▶ Questions:
1. Decide whether each statement below agrees with the sourdough baking account. Answer yes or no for each, and quote the words of the account that settle it.
(a) The author and Maggie sold bread at Machynlleth Market for nine years.
(b) Ann Owen invited the author to be a guest blogger in 2015.
(c) The author's first baking job was as a day baker in a large industrial bakery.
2. Proceed with the sourdough baking account, starting right after its last sentence, in which the author makes morning tea at Ken's Bakery.

▶ Text for analysis:
==========

A Sourdough Baking Journey. Updated 07/06/2020

 

How does a Sourdough Baker end up writing on a Transition blog?

Maggie, (my wife) and I sold our bread for 9 years at Machynlleth Market in Wales. Machynlleth we discovered is a great place to meet up with an amazing cross section of purposeful people from such varied backgrounds. One of those people was Ann Owen. Although most of our conversations together were ‘snippets’ exchanged quickly whilst we were exchanging currency for Bread I soon realised the many ‘connections’ that existed between my own journey, influenced by my Sourdough Baking, and Ann’s journey influenced by Permaculture, Transition movement, and Local activism .

Sometime in 2011 Ann asked me if I was interested in being a guest blogger, so here I am.

My baking journey began in the mid 70’s when I took a job as a night baker in a small family bakery. There I learned the difference between a long fermentation yeasted dough and what was becoming increasing popular at that time a ‘no time yeasted dough’. At the college where I began part-time training as a master baker, apart from one other student who like me worked in a craft bakery, the rest of the group of 25 all worked in ‘Hot Bread shops’. These shops offered bread which was made very quickly and it meant small bakeries had the opportunity to end night shift working. Although this obviously led to better working conditions by having day shift rather than night and attracted a lot of young people into baking it produced bread with no substance made using chemical additives and being quite indigestible for many people. But at a time when the main baking industry was producing the ‘sliced white’ using the ‘Chorleywood’ process it was a way for small bakeries to seemingly maintain their independence and appear to offer the better bread.

Economical conditions at that time, ended my first journey into baking. It was just over 20 years before I got to work in a bakery again. In that time Maggie had faithfully made bread for our family.

In the early 90’s we moved to Wales. I was still working in London and the East Counties where I distributed Wholefoods. This meant each week I would pass through Llandovery in the early hours of the morning on my way home. Feeling tired one morning I knocked on the window of Ken’s Bakery. Ken was there working a night shift on his own. He invited me in, pointed me towards the kettle, and I made us a morning tea.

==========

▶ Given information:
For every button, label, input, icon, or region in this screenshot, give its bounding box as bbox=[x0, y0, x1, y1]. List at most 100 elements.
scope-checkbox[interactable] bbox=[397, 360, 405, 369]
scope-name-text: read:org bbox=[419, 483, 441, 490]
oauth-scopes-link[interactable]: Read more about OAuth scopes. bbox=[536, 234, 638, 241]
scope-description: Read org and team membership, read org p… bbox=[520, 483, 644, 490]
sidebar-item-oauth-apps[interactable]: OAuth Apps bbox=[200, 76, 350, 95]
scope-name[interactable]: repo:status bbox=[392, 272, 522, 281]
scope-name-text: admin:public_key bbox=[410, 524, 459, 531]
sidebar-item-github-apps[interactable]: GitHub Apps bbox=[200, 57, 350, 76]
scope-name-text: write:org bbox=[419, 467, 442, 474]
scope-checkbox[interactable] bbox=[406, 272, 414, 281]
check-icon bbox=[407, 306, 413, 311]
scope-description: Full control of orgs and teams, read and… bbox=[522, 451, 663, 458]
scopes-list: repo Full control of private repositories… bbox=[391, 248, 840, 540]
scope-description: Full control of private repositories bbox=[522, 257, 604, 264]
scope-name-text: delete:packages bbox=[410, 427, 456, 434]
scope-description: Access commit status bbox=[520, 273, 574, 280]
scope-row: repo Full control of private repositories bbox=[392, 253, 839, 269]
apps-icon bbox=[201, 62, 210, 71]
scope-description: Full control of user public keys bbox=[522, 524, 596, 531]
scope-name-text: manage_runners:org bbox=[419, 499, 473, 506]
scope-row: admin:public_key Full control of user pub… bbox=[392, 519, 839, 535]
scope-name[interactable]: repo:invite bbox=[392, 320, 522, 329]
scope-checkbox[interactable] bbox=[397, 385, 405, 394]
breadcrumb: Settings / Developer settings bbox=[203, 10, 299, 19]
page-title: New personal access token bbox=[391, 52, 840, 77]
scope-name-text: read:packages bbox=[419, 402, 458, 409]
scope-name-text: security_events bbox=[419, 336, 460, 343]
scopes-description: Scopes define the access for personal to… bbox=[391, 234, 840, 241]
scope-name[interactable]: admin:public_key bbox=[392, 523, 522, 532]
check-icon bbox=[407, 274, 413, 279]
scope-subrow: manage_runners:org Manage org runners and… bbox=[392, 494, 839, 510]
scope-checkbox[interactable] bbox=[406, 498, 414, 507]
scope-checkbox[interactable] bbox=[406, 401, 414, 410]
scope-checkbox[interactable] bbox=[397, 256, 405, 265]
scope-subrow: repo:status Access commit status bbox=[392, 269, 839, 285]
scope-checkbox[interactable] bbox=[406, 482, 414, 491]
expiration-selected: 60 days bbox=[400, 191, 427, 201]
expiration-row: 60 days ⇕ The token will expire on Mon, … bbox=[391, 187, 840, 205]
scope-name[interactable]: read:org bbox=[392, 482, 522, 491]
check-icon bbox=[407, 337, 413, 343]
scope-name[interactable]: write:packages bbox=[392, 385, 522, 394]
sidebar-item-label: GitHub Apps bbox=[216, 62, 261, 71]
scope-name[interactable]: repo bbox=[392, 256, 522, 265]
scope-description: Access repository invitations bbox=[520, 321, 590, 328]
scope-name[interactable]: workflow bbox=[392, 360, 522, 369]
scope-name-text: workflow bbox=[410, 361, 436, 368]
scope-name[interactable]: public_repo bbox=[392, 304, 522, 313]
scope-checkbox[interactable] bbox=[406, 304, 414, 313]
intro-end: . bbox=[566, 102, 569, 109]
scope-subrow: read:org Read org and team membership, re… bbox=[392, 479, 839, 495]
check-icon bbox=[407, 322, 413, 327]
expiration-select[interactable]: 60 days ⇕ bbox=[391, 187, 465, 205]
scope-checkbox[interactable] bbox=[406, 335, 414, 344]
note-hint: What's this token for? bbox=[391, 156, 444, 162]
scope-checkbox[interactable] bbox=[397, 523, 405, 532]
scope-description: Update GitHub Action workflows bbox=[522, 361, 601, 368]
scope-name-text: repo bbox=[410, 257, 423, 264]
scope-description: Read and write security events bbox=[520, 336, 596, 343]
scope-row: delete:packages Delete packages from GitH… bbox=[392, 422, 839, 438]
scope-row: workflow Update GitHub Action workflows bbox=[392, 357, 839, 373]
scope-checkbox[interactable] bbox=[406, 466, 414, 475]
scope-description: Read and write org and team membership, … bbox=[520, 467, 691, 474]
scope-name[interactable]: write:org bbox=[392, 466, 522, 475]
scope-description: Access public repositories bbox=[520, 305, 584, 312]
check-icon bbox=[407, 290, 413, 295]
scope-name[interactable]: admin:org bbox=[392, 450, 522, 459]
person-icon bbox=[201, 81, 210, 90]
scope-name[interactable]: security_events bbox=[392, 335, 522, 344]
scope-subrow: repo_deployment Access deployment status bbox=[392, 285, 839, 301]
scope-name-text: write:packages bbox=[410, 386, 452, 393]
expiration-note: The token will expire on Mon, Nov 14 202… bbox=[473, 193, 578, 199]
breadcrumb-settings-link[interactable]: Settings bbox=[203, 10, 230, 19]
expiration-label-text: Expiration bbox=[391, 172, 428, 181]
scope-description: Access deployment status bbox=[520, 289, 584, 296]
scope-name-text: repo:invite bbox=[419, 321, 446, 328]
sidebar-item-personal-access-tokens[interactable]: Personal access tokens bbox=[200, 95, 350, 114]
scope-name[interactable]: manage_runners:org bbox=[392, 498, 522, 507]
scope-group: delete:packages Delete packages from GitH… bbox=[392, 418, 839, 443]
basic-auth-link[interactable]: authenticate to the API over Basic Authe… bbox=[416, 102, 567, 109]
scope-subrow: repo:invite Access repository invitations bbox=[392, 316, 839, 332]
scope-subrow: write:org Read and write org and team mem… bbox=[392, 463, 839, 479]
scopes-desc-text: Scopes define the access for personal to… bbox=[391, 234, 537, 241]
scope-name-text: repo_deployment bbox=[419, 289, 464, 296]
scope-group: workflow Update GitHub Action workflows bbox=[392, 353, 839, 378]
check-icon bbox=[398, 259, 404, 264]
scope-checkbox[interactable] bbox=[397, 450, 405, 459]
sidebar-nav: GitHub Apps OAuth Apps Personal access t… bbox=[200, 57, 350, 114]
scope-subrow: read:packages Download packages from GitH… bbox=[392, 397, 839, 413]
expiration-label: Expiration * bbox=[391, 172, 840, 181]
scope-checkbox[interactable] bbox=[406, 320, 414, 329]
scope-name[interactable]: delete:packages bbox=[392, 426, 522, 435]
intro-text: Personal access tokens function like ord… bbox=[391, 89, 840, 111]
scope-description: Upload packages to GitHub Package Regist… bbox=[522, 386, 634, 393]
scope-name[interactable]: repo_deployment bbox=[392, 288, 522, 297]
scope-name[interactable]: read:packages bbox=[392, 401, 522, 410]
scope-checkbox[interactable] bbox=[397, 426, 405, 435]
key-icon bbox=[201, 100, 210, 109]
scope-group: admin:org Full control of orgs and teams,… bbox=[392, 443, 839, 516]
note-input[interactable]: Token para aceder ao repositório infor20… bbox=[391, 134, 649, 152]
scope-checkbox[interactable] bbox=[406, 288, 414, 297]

==========

▶ Per-task outputs:
1.
(a) Yes: "Maggie, (my wife) and I sold our bread for 9 years at Machynlleth Market in Wales."
(b) No: "Sometime in 2011 Ann asked me if I was interested in being a guest blogger"
(c) No: "I took a job as a night baker in a small family bakery."

2.
I ‘m not sure if it was the lovely smells in the bakery or the familiar ‘ding’ of the swing balance weighing scales, or Ken’s welcoming nature. Whatever, it got my senses going and my heart beating and yearning to be back ‘with the dough’. So during the next couple of years I started helping Ken out a few nights a week. Although I got on very well with Ken and respected him in his methods of bread making he and I acknowledged that I needed to go forward and learn new methods and ways of making bread . So a new journey begun .

Our home is a smallholding in the middle of nowhere with no mains electric. At the time Maggie and I were full-time carers for our youngest daughter, Mair, who needed special care. It was not possible to consider working away from home every day and have a shop. We decided we needed to be able to bake from home.

The first step towards it came in the form of a wind turbine. As Mair got older we needed power 24 hours a day. Living then with the turbine for a few years and seeing how effective it was encouraged us to look further into setting up a bakery.

Next came a wood fired oven. I came across a guy named Alan Scott who for many years had been building ovens in America and Australia which were forming the core of small bakery businesses. We bought oven plans from Alan and set about organising the build of a bakery and oven on the side of our house. This was in 2007. By late 2008 we got baking and trading.

 

Initially, although I was making some Sourdough bread, I mainly offered yeasted breads for sale. I began to meet up with and chat online with other Bakers who focused on Sourdough bread baking. I began to experiment with some local flour which from a conventional Baker’s point of view was not ‘Bread’ flour. I found that by using my sourdough starter and following sourdough methods I could turn this local flour into a good loaf.

I was hooked! It was like a light went on in my head. Here was a simple bread making method which could use UK wheat and rye to make wonderful tasting bread without the assistance of Bakers Yeast, flour from elsewhere in the globe or chemical additives. So what is the method I use?

You start by making a ‘starter’ ideally from a mixture of stoneground wholemeal flour and water. This needs to ferment over a number of days.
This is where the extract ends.